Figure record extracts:

────────

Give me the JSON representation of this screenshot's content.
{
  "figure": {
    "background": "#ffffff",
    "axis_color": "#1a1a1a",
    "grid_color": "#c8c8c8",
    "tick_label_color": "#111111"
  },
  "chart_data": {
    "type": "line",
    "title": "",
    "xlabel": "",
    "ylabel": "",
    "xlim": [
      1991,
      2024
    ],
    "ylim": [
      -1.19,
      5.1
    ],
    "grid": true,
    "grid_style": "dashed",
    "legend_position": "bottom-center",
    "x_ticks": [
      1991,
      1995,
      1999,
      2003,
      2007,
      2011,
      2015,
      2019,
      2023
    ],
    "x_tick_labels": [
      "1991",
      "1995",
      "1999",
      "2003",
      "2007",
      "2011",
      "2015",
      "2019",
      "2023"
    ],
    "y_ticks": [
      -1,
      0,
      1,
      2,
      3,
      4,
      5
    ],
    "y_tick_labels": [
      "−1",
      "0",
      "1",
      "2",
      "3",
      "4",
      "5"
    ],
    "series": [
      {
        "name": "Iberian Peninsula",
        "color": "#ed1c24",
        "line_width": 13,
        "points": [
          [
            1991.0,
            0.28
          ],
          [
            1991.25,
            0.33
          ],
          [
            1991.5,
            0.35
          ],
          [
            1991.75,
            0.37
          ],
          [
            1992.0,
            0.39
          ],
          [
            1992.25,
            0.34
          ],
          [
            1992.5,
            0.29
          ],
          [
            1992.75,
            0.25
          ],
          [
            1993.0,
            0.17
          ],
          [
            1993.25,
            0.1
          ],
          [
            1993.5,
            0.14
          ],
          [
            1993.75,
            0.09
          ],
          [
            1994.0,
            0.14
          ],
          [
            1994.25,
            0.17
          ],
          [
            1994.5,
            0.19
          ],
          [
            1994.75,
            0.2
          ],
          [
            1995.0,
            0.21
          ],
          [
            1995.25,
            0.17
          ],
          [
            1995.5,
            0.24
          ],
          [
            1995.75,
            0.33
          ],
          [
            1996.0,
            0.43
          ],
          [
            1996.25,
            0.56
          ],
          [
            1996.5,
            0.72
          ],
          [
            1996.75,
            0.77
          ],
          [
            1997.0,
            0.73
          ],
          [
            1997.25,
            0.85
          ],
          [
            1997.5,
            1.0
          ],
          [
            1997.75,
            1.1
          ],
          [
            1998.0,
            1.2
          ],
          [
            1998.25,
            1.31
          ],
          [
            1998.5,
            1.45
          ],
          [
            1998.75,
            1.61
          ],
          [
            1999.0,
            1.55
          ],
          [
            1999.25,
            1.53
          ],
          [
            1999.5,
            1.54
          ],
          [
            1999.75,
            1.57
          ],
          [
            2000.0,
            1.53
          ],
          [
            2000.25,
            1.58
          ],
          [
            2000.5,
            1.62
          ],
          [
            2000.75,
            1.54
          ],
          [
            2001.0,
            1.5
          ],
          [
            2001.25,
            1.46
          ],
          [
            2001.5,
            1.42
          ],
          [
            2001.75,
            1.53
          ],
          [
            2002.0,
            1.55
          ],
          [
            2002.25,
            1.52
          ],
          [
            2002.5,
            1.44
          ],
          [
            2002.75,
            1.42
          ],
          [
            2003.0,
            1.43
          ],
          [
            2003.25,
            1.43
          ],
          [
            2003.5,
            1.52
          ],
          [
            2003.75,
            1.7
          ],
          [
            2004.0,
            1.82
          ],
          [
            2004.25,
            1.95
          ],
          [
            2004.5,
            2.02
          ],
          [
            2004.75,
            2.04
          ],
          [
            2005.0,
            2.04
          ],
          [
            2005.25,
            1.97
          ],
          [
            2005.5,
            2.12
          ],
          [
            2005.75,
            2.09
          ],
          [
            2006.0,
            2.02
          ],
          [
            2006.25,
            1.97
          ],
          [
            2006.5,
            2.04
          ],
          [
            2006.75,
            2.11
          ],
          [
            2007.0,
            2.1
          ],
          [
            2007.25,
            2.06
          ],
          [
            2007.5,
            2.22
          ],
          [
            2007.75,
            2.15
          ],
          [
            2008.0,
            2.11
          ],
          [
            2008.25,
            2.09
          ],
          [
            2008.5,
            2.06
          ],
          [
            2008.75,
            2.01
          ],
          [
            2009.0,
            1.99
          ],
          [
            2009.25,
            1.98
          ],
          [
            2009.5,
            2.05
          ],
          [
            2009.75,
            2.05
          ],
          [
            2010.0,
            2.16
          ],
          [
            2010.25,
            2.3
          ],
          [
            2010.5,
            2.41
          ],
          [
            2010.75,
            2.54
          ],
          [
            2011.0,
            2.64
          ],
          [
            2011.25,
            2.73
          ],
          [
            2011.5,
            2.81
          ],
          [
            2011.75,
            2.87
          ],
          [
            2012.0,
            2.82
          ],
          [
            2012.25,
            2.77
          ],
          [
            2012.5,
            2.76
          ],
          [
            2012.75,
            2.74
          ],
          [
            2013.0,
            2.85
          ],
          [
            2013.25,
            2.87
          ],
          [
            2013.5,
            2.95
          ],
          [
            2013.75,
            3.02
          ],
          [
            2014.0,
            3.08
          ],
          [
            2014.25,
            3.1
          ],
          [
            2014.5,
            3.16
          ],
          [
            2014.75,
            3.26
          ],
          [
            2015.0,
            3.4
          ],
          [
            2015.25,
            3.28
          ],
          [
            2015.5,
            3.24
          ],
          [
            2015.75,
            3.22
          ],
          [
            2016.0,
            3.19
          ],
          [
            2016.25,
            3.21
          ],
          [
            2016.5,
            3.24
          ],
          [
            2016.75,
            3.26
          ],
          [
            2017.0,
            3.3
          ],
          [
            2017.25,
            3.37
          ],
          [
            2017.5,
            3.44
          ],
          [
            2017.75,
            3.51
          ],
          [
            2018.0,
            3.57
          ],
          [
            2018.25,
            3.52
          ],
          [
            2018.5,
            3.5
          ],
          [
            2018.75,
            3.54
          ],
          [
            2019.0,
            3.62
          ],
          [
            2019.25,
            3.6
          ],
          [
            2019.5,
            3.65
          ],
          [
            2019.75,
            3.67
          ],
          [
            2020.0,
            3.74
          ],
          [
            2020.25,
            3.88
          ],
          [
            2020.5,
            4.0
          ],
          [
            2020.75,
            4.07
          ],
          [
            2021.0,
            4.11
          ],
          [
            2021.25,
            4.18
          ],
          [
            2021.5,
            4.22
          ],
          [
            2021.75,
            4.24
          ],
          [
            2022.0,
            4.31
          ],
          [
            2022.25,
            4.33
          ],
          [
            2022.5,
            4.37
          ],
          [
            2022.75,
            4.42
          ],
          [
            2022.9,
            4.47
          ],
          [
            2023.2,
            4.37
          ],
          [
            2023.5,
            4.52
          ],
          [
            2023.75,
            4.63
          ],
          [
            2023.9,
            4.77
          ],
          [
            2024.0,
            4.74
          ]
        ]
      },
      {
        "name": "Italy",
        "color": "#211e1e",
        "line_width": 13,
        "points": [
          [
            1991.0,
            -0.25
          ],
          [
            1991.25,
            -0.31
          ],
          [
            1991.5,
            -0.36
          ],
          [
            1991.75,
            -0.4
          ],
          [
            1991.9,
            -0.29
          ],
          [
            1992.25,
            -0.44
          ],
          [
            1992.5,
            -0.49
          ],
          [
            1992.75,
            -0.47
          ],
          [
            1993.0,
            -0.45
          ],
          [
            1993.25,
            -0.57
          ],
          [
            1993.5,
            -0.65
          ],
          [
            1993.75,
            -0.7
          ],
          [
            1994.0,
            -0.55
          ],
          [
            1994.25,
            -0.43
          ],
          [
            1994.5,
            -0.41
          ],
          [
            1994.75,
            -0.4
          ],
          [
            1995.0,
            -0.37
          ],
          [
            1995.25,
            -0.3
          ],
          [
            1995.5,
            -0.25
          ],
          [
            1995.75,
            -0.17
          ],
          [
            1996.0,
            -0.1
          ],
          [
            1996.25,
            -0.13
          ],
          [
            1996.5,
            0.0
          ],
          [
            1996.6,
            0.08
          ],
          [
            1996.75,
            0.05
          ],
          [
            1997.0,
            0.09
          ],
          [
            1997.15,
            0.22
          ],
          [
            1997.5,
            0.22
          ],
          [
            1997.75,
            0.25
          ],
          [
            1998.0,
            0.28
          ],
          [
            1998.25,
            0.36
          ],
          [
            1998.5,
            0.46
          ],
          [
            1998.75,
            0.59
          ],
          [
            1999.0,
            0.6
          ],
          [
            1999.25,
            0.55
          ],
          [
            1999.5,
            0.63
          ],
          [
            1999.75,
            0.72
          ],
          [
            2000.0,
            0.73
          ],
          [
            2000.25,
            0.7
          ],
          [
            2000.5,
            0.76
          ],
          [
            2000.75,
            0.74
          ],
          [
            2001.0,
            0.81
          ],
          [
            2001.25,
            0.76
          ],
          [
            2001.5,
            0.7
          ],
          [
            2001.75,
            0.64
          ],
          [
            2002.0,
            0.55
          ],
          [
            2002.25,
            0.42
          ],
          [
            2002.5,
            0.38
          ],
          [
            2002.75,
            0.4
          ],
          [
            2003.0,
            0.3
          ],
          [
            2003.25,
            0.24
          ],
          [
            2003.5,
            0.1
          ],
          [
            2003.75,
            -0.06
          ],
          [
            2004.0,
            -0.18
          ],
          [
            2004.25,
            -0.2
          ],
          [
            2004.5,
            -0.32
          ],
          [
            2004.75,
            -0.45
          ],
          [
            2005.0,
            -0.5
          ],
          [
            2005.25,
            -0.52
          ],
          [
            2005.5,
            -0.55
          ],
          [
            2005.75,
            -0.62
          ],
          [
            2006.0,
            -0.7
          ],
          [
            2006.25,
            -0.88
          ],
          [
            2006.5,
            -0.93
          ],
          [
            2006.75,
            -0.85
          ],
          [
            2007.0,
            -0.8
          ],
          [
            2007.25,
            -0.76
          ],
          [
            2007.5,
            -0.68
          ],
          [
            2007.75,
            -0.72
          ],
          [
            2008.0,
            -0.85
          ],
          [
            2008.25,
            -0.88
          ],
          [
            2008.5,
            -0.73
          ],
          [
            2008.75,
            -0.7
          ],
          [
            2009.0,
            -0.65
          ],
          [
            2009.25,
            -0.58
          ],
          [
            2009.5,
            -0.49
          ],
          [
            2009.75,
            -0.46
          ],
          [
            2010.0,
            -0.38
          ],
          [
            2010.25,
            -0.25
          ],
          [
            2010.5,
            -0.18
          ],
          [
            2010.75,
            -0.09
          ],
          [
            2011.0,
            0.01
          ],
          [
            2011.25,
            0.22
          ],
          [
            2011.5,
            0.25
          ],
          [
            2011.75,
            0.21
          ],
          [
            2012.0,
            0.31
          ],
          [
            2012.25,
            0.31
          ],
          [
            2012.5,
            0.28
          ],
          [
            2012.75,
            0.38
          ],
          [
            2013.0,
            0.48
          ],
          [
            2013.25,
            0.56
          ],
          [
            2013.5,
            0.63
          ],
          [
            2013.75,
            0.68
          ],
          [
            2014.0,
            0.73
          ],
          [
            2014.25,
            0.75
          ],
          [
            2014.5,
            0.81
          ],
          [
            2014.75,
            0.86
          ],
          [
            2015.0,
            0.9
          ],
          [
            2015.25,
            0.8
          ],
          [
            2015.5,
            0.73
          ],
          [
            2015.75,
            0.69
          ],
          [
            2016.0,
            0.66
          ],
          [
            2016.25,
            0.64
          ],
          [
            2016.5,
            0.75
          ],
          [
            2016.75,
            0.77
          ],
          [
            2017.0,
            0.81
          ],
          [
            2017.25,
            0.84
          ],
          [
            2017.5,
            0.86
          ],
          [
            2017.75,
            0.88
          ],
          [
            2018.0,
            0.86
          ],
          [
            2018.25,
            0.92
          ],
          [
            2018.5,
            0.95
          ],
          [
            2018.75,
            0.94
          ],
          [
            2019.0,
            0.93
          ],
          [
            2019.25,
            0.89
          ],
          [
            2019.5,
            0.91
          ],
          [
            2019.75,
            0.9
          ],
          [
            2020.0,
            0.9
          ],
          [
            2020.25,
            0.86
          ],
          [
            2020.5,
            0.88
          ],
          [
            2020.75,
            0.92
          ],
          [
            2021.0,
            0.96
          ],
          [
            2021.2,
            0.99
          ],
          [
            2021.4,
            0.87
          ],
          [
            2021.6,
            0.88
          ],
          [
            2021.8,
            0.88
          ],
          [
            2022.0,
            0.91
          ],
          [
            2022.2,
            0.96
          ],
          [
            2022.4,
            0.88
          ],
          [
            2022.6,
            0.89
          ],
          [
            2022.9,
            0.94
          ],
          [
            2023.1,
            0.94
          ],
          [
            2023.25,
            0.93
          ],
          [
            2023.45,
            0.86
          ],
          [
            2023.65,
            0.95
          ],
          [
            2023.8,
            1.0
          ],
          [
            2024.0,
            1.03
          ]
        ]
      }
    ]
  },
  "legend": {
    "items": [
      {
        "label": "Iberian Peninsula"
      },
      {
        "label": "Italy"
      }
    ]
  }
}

────────

REQUIRED TASK
Check each line above for "Iberian" and return the ones that have it.

CORRECT RESPONSE
        "name": "Iberian Peninsula",
        "label": "Iberian Peninsula"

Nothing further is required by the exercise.